» **Page extract**:
********************

The Oxlint team hasn't just focused on speed. The beta release now includes 502 total rules (up from 205), covering popular frameworks and libraries including TypeScript, React, Next.js, and more. The default ruleset has expanded to 99 rules (up from 70), giving you more comprehensive code quality checks out of the box. One important note: Oxlint currently works only on JavaScript and TypeScript code - while it supports linting <script> content in .astro, .svelte, and .vue files, it doesn't yet provide template support for Angular, Vue, or other framework templates.

For smaller projects, you can fully replace ESLint. For larger codebases, the Oxlint team recommends using eslint-plugin-oxlint to disable overlapping ESLint rules and running Oxlint before ESLint for faster feedback.

What's coming next?

The Oxlint team is working on support for custom ESLint plugins and better editor integrations for VSCode, Zed, coc.nvim, and JetBrains IDEs.

Quick Sips

☕ Node.js Gets Experimental Config Files

The latest release of Node.js (v23.10.0) introduces an experimental config file feature to improve developer experience. Instead of passing multiple flags, you can now create a node.config.json file with your configuration options:

{
  "$schema": "<https://nodejs.org/dist/v23.10.0/docs/>...",
  "nodeOptions": {
    "test-coverage-lines": 80,
    "test-coverage-branches": 60
  }
}

Run it with node --experimental-config-file=node.config.json or node --experimental-default-config-file to use a default config file in your project root.

********************

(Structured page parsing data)
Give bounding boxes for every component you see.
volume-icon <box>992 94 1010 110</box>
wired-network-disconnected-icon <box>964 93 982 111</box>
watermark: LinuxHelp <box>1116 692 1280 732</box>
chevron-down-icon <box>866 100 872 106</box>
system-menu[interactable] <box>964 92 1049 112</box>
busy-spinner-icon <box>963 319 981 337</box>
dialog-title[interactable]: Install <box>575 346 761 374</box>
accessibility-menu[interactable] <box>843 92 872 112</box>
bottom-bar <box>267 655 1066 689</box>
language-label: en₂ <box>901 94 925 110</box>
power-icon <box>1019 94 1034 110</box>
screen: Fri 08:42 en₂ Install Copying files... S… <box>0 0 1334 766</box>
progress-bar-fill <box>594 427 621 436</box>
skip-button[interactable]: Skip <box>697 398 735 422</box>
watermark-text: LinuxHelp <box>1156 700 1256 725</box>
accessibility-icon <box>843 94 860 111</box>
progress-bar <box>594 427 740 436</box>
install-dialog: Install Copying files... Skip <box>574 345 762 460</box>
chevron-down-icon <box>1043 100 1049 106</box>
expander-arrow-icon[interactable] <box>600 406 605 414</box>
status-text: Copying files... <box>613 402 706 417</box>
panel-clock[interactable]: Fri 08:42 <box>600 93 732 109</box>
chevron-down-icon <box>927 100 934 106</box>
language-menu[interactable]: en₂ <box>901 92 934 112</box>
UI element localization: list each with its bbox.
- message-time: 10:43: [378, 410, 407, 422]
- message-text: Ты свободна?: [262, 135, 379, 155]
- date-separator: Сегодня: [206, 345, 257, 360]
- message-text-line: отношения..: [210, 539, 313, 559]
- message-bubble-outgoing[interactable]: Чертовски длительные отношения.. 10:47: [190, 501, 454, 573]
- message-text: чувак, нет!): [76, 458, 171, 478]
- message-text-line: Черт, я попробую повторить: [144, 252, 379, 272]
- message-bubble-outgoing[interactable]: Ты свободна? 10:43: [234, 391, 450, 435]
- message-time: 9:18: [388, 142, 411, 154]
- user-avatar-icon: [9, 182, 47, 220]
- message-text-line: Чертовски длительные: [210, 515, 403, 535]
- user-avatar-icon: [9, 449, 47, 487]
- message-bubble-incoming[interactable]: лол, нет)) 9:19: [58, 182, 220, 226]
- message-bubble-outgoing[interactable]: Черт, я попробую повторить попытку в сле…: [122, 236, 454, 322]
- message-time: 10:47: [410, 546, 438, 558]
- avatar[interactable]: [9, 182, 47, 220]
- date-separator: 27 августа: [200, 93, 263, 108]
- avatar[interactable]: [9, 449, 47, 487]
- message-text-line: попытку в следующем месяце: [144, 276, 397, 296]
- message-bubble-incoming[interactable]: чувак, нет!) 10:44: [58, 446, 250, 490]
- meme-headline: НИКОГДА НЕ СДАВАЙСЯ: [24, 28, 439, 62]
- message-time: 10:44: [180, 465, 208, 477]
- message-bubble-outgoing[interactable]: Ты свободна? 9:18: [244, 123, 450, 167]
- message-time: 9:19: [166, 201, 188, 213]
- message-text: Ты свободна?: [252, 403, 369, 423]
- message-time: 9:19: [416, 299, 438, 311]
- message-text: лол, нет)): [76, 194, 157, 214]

********************

» **Requirement 1**: In the Oxlint and Node.js excerpt, what total number of rules does the Oxlint beta release include?
» **Requirement 2**: Continue the Oxlint and Node.js excerpt from where it ends.

» **Written answer 1**: 502 rules, up from 205.

» **Written answer 2**:
In other Node.js news, the project has launched an official Discord community. The server evolved from the existing Nodeiflux community and will be jointly managed by the Node.js project and community volunteers. It's a great place to connect with other Node.js developers and get help with questions. Join the Node.js Discord server to become part of the growing community!

☕ Astro 5.5 Enhances Diagramming in Markdown

Astro 5.5 just landed with better support for diagramming tools like Mermaid in Markdown content. The new excludeLangs option in your Markdown configuration lets you skip syntax highlighting for specific language code blocks:

// astro.config.mjs
import { defineConfig } from 'astro/config';
import rehypeMermaid from 'rehype-mermaid';

export default defineConfig({
  markdown: {
    syntaxHighlight: {
      type: 'shiki',
      excludeLangs: ['mermaid', 'math'],
    },
    rehypePlugins: [rehypeMermaid],
  },
});

This release also adds type-safe sessions and improved heading ID compatibility. You can read all this in the official release blog post.

☕ European Accessibility Act Deadline Approaching

A friendly reminder that the European Accessibility Act (EAA) compliance deadline is set for June 28, 2025 - just a few months away. The regulation will require all digital products and services operating in the EU to meet WCAG 2.1 Level AA standards.

This affects everything from websites and mobile apps to e-commerce platforms and streaming services. Instead of vibe coding along, you might want to get started on your accessibility work, now's the time! Fortis Adamakis provided a fantastic overview here.

☕ Google Releases Gemma 3

Google has introduced Gemma 3, a collection of lightweight open-source AI models built from Gemini 2.0 technology. These models are designed to run on single GPUs or TPUs, making advanced AI more accessible for developers.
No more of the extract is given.